* **RECORDS PROVIDED**:
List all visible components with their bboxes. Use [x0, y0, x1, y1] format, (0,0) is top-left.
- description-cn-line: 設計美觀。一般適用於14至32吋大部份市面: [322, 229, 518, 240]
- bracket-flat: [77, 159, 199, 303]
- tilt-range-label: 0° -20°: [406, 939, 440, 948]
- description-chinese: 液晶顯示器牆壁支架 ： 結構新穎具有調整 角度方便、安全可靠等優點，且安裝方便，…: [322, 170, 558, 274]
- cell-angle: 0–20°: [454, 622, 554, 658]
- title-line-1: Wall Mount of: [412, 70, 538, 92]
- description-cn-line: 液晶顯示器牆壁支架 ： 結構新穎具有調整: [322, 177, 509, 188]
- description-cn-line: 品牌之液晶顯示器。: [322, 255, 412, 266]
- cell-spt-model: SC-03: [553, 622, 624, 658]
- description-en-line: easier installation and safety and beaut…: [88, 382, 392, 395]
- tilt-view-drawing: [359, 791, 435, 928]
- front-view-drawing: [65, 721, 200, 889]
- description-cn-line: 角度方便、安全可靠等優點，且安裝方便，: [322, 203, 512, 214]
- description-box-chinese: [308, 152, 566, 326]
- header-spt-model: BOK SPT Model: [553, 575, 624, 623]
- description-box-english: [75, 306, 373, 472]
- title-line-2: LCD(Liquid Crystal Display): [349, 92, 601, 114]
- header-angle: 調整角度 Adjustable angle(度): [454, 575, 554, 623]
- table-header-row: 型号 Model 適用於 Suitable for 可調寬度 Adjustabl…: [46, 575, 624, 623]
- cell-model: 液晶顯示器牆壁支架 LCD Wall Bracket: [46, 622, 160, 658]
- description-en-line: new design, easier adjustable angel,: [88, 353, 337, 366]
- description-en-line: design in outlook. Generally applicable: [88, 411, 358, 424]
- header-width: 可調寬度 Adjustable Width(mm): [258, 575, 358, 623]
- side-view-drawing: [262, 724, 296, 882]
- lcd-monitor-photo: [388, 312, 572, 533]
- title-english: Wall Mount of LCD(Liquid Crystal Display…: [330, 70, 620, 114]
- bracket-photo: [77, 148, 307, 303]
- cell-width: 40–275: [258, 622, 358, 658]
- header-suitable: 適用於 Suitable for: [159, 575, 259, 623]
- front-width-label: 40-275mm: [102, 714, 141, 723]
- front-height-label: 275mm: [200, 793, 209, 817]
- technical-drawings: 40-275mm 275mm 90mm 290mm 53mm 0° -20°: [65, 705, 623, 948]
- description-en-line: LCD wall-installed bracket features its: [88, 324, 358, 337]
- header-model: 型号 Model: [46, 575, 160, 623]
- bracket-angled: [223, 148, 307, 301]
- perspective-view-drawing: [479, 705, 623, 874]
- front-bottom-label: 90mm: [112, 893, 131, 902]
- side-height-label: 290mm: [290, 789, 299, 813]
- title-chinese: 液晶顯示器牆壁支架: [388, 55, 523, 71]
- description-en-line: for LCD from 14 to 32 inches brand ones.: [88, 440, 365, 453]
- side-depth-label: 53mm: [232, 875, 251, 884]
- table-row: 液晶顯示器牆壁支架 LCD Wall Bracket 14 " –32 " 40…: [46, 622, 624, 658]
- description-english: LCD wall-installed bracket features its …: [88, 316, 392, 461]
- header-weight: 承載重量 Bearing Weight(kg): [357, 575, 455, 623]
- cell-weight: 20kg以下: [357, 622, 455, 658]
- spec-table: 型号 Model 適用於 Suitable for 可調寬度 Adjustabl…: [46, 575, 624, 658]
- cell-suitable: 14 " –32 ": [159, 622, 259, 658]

* **WHAT NEEDS TO BE DONE**:
Rewrite each line of the records above as one string in a JSON list, leaving out any blank lines.

* **SOLUTION FOR THIS PROBLEM**:
[
  "List all visible components with their bboxes. Use [x0, y0, x1, y1] format, (0,0) is top-left.",
  "- description-cn-line: 設計美觀。一般適用於14至32吋大部份市面: [322, 229, 518, 240]",
  "- bracket-flat: [77, 159, 199, 303]",
  "- tilt-range-label: 0° -20°: [406, 939, 440, 948]",
  "- description-chinese: 液晶顯示器牆壁支架 ： 結構新穎具有調整 角度方便、安全可靠等優點，且安裝方便，…: [322, 170, 558, 274]",
  "- cell-angle: 0–20°: [454, 622, 554, 658]",
  "- title-line-1: Wall Mount of: [412, 70, 538, 92]",
  "- description-cn-line: 液晶顯示器牆壁支架 ： 結構新穎具有調整: [322, 177, 509, 188]",
  "- description-cn-line: 品牌之液晶顯示器。: [322, 255, 412, 266]",
  "- cell-spt-model: SC-03: [553, 622, 624, 658]",
  "- description-en-line: easier installation and safety and beaut…: [88, 382, 392, 395]",
  "- tilt-view-drawing: [359, 791, 435, 928]",
  "- front-view-drawing: [65, 721, 200, 889]",
  "- description-cn-line: 角度方便、安全可靠等優點，且安裝方便，: [322, 203, 512, 214]",
  "- description-box-chinese: [308, 152, 566, 326]",
  "- header-spt-model: BOK SPT Model: [553, 575, 624, 623]",
  "- description-box-english: [75, 306, 373, 472]",
  "- title-line-2: LCD(Liquid Crystal Display): [349, 92, 601, 114]",
  "- header-angle: 調整角度 Adjustable angle(度): [454, 575, 554, 623]",
  "- table-header-row: 型号 Model 適用於 Suitable for 可調寬度 Adjustabl…: [46, 575, 624, 623]",
  "- cell-model: 液晶顯示器牆壁支架 LCD Wall Bracket: [46, 622, 160, 658]",
  "- description-en-line: new design, easier adjustable angel,: [88, 353, 337, 366]",
  "- description-en-line: design in outlook. Generally applicable: [88, 411, 358, 424]",
  "- header-width: 可調寬度 Adjustable Width(mm): [258, 575, 358, 623]",
  "- side-view-drawing: [262, 724, 296, 882]",
  "- lcd-monitor-photo: [388, 312, 572, 533]",
  "- title-english: Wall Mount of LCD(Liquid Crystal Display…: [330, 70, 620, 114]",
  "- bracket-photo: [77, 148, 307, 303]",
  "- cell-width: 40–275: [258, 622, 358, 658]",
  "- header-suitable: 適用於 Suitable for: [159, 575, 259, 623]",
  "- front-width-label: 40-275mm: [102, 714, 141, 723]",
  "- front-height-label: 275mm: [200, 793, 209, 817]",
  "- technical-drawings: 40-275mm 275mm 90mm 290mm 53mm 0° -20°: [65, 705, 623, 948]",
  "- description-en-line: LCD wall-installed bracket features its: [88, 324, 358, 337]",
  "- header-model: 型号 Model: [46, 575, 160, 623]",
  "- bracket-angled: [223, 148, 307, 301]",
  "- perspective-view-drawing: [479, 705, 623, 874]",
  "- front-bottom-label: 90mm: [112, 893, 131, 902]",
  "- side-height-label: 290mm: [290, 789, 299, 813]",
  "- title-chinese: 液晶顯示器牆壁支架: [388, 55, 523, 71]",
  "- description-en-line: for LCD from 14 to 32 inches brand ones.: [88, 440, 365, 453]",
  "- side-depth-label: 53mm: [232, 875, 251, 884]",
  "- table-row: 液晶顯示器牆壁支架 LCD Wall Bracket 14 \" –32 \" 40…: [46, 622, 624, 658]",
  "- description-english: LCD wall-installed bracket features its …: [88, 316, 392, 461]",
  "- header-weight: 承載重量 Bearing Weight(kg): [357, 575, 455, 623]",
  "- cell-weight: 20kg以下: [357, 622, 455, 658]",
  "- spec-table: 型号 Model 適用於 Suitable for 可調寬度 Adjustabl…: [46, 575, 624, 658]",
  "- cell-suitable: 14 \" –32 \": [159, 622, 259, 658]"
]